> **Prompt**: Go through the data below and gather each line containing "city".

Dataset entries
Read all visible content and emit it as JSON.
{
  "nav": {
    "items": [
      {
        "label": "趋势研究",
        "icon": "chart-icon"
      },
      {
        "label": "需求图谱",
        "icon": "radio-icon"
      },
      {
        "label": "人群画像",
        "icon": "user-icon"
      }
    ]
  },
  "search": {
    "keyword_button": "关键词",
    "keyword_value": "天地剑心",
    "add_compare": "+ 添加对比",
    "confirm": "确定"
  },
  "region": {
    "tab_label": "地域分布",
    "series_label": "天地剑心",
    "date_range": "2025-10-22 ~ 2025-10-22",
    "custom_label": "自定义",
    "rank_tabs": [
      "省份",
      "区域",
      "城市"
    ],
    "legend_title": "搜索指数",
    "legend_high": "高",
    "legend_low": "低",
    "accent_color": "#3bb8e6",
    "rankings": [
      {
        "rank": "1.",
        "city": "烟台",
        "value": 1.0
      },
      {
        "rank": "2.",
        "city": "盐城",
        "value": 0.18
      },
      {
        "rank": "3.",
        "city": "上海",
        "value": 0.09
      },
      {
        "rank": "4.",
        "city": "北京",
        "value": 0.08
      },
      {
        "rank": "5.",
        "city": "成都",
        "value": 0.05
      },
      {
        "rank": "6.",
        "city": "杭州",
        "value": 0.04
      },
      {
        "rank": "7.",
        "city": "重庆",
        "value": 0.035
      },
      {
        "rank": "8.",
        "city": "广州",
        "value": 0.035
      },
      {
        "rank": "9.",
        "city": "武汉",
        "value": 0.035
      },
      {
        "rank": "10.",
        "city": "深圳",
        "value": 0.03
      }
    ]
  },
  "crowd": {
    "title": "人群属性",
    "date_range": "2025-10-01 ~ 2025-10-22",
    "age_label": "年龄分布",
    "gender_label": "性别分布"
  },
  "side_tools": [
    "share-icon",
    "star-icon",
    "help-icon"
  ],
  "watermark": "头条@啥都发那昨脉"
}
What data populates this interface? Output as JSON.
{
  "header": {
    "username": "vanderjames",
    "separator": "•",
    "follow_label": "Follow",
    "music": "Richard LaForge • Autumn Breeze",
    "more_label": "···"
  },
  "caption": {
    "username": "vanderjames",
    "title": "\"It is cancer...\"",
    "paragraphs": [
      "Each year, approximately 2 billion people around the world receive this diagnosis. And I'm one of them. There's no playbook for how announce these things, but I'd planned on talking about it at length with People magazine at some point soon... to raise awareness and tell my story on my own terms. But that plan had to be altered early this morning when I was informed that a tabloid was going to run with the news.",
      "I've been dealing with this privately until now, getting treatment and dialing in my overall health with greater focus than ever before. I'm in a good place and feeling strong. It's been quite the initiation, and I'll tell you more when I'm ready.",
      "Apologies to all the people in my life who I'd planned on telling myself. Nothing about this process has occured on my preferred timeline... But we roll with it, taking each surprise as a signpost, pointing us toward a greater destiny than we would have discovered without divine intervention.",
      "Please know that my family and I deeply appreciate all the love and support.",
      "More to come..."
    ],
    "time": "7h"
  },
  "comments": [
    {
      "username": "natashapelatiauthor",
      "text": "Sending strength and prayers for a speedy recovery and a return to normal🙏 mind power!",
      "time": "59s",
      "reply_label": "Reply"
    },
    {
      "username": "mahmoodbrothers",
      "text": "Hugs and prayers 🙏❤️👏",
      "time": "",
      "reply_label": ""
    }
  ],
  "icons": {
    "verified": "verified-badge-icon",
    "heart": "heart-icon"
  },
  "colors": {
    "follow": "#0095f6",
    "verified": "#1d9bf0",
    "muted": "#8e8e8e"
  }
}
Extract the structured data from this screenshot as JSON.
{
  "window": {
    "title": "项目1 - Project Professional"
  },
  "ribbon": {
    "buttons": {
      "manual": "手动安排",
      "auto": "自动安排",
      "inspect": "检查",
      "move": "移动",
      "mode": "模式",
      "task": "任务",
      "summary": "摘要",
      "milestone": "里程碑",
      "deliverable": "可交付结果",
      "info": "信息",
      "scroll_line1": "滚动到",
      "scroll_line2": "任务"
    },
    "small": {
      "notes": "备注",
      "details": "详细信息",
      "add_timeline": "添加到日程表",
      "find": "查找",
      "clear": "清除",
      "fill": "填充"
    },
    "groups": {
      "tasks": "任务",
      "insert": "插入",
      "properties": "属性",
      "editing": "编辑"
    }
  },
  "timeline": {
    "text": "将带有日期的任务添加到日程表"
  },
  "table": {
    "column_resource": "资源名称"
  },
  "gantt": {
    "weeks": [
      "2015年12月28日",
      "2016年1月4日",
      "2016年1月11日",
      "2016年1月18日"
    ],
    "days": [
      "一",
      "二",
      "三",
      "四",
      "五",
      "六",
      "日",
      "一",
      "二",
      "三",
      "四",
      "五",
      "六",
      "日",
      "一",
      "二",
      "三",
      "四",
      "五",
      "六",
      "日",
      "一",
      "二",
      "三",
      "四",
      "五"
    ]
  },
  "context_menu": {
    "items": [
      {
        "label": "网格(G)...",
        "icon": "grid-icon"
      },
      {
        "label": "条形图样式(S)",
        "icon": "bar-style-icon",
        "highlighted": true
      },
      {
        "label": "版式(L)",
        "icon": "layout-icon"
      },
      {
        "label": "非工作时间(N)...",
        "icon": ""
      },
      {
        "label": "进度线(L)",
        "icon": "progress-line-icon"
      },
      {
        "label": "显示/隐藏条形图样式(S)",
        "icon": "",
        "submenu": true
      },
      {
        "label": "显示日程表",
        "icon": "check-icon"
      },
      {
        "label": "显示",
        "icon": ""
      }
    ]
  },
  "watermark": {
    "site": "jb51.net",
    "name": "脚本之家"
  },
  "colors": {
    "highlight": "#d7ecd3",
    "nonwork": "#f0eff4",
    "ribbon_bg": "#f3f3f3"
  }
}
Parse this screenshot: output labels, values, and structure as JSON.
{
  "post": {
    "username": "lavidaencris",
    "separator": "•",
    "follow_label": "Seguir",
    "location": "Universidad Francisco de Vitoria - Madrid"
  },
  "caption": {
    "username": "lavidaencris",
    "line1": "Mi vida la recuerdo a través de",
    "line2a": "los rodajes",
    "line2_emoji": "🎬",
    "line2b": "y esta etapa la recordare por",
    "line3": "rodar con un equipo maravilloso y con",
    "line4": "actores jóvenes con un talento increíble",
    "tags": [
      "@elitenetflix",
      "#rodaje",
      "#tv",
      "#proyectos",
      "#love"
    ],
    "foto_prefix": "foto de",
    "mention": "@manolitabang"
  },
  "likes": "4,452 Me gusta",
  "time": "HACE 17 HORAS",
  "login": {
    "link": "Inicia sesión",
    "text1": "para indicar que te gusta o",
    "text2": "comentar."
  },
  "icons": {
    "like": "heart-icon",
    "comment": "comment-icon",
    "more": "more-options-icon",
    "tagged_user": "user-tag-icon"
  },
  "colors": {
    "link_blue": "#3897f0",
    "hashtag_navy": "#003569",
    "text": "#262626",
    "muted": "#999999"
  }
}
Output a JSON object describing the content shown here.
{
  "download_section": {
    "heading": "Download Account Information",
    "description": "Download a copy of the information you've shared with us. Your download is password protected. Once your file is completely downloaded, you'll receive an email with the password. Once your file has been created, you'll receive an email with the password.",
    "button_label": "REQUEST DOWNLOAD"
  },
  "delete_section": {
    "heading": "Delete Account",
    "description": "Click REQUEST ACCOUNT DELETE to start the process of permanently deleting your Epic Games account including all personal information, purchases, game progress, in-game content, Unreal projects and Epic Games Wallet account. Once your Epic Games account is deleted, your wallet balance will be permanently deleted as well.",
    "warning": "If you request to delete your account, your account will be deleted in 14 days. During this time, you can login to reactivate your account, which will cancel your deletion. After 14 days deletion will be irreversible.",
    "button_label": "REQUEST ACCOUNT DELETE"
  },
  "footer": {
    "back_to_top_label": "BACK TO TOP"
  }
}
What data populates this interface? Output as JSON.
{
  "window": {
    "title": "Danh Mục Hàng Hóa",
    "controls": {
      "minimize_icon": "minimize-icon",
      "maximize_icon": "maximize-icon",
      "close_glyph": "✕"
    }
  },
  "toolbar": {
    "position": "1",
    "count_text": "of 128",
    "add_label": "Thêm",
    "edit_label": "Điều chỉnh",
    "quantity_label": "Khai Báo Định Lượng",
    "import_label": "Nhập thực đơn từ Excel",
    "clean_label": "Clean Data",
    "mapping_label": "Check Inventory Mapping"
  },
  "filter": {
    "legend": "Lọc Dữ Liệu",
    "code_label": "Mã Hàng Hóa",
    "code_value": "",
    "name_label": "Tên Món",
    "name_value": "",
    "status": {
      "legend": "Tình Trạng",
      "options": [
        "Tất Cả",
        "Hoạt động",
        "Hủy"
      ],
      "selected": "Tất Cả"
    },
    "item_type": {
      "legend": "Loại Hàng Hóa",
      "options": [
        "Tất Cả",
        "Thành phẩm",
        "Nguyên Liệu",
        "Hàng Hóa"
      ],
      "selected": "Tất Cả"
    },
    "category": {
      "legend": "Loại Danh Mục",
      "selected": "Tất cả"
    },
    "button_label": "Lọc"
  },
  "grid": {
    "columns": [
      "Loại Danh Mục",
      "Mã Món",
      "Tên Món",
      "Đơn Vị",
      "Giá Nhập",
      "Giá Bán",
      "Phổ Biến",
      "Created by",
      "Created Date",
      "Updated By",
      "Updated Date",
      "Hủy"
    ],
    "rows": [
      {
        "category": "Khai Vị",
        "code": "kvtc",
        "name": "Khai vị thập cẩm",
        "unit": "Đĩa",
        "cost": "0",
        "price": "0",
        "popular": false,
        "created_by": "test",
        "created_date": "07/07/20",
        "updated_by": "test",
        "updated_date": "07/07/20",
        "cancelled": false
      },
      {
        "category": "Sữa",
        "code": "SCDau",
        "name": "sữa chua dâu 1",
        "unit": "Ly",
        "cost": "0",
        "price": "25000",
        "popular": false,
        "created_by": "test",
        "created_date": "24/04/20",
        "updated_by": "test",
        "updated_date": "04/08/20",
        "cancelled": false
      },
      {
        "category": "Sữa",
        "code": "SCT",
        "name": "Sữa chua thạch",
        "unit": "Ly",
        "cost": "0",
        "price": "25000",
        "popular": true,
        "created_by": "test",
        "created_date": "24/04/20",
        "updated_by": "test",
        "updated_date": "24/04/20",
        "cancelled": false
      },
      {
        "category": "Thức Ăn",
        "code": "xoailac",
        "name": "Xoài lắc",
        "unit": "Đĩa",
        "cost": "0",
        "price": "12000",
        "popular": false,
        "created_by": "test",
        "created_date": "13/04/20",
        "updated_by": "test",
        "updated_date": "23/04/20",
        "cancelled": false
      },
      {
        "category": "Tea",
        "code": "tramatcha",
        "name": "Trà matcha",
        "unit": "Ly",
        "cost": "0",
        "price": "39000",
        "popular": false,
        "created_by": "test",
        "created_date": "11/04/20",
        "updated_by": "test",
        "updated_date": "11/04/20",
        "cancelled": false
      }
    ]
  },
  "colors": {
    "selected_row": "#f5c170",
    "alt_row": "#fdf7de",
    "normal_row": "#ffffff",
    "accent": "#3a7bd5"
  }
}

> **Task result**:
        "city": "烟台",
        "city": "盐城",
        "city": "上海",
        "city": "北京",
        "city": "成都",
        "city": "杭州",
        "city": "重庆",
        "city": "广州",
        "city": "武汉",
        "city": "深圳",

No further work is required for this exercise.